**Exercise description**
Every line that contains "zoomed" counts once; give the total number of such lines, with no other words.
--- start Records provided ---
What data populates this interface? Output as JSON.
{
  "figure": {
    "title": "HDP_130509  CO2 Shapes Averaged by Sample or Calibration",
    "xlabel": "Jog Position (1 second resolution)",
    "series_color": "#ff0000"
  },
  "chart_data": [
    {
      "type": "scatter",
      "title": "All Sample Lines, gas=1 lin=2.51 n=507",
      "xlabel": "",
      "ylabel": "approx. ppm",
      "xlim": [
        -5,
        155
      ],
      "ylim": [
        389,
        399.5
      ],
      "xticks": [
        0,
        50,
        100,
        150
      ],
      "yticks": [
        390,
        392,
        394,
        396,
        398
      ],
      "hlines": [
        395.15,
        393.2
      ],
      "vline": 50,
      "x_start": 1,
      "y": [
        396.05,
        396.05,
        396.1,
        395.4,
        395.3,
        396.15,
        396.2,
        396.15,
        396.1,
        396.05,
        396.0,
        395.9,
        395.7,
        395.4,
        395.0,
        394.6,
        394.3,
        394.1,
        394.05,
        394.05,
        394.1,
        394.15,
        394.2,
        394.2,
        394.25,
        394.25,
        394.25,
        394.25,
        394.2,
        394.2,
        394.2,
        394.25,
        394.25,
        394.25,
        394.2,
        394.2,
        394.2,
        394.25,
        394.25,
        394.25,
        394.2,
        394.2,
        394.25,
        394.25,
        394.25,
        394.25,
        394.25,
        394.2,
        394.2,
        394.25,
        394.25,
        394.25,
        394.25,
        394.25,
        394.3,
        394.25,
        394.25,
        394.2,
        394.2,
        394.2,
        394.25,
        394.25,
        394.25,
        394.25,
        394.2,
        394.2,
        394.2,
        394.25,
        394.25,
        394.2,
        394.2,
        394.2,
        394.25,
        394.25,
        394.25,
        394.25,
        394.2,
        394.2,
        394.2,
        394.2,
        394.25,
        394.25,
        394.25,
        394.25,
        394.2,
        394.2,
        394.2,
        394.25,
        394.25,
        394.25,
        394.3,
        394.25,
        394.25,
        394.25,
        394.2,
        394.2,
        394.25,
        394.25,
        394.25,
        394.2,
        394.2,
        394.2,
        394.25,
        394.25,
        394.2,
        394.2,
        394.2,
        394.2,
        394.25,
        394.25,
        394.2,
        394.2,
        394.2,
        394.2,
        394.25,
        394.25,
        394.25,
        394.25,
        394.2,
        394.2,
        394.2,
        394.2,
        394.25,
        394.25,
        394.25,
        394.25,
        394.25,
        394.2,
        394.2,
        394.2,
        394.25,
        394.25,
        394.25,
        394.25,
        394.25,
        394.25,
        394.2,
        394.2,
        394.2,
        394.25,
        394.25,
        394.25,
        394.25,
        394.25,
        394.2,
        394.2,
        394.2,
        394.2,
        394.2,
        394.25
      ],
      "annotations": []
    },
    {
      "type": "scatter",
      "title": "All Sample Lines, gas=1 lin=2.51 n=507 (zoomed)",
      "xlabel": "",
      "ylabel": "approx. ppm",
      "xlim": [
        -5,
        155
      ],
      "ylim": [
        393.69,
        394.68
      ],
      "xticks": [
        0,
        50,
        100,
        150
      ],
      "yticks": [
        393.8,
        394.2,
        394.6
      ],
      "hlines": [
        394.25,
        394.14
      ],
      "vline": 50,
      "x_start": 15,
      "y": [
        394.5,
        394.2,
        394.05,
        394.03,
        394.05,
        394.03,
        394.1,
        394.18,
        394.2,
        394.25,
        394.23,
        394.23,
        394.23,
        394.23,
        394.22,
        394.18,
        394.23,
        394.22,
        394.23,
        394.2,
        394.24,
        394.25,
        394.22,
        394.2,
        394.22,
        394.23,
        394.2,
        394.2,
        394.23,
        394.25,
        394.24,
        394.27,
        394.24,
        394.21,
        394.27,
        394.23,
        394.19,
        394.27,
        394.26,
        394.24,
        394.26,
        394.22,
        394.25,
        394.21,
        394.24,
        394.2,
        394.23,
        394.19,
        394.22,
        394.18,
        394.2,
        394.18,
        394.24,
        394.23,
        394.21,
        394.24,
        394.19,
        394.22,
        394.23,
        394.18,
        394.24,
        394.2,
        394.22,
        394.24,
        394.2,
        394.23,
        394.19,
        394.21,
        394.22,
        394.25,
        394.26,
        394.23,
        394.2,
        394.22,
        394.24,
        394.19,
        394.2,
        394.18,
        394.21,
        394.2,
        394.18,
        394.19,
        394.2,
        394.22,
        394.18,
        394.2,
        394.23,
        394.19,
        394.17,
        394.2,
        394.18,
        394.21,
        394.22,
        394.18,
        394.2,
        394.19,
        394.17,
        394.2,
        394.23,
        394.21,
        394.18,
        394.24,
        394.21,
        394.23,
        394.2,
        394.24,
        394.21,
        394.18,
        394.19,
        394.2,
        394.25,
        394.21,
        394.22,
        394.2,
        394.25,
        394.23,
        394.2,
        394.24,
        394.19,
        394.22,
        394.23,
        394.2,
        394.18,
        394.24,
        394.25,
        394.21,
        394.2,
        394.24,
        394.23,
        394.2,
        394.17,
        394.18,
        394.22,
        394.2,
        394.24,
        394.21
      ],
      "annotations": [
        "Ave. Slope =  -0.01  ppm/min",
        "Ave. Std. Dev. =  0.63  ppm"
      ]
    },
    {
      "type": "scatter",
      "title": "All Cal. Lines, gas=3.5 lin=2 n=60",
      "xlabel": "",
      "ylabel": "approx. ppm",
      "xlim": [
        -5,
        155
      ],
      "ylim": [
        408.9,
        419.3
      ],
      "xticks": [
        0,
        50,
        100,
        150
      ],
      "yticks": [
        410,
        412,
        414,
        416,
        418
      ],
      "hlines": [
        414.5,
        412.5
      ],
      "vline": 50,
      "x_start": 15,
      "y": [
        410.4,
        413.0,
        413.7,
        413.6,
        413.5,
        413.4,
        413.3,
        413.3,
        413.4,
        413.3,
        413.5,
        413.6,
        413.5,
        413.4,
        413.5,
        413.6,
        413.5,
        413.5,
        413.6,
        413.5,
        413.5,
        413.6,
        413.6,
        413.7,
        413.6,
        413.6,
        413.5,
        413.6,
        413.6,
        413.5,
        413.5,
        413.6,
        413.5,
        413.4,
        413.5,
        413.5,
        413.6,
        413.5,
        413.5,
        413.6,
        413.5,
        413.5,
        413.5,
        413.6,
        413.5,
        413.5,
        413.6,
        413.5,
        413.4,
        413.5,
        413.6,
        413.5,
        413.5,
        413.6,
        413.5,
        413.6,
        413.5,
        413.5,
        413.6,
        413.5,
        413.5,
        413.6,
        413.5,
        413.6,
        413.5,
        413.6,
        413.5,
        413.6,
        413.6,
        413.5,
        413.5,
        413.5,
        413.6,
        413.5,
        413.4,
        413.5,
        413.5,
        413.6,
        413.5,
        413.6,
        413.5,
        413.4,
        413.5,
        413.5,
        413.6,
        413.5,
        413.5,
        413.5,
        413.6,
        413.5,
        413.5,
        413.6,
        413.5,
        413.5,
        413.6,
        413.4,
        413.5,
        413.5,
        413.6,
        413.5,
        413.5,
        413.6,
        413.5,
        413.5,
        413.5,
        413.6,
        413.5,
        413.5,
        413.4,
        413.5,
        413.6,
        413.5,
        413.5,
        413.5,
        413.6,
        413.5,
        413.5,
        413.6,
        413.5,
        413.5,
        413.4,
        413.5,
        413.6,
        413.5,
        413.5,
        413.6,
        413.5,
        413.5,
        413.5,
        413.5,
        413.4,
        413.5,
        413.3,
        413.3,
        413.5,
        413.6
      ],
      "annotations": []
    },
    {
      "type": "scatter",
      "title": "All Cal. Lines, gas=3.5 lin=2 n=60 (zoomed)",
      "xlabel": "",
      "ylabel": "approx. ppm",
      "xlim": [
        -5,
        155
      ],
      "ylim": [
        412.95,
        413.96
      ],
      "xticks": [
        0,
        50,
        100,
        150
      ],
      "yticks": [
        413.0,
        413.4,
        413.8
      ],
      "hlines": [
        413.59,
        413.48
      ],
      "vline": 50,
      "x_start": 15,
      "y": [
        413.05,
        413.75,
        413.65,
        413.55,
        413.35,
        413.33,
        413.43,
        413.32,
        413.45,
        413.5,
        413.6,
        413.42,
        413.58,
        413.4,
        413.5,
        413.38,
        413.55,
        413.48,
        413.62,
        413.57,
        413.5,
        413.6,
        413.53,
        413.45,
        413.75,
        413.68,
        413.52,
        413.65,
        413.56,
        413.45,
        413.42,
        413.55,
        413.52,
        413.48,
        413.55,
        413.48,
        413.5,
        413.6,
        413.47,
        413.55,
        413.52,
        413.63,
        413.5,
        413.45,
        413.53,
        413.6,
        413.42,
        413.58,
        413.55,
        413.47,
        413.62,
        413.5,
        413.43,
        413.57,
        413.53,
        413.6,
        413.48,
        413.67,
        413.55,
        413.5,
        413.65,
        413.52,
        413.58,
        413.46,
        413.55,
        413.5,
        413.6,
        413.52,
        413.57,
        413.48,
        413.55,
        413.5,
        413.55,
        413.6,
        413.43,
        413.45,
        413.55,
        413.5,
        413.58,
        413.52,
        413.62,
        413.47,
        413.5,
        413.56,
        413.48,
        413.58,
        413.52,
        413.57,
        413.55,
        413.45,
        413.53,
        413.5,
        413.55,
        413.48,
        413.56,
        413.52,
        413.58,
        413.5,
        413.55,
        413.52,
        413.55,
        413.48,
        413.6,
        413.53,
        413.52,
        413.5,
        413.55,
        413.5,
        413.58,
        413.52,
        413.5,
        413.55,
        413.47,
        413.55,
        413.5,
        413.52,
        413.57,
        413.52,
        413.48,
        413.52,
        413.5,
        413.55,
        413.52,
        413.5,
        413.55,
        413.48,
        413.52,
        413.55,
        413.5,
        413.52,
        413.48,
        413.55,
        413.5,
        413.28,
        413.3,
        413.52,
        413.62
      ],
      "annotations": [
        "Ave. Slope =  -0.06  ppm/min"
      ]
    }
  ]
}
--- end Records provided ---
**Written response**
2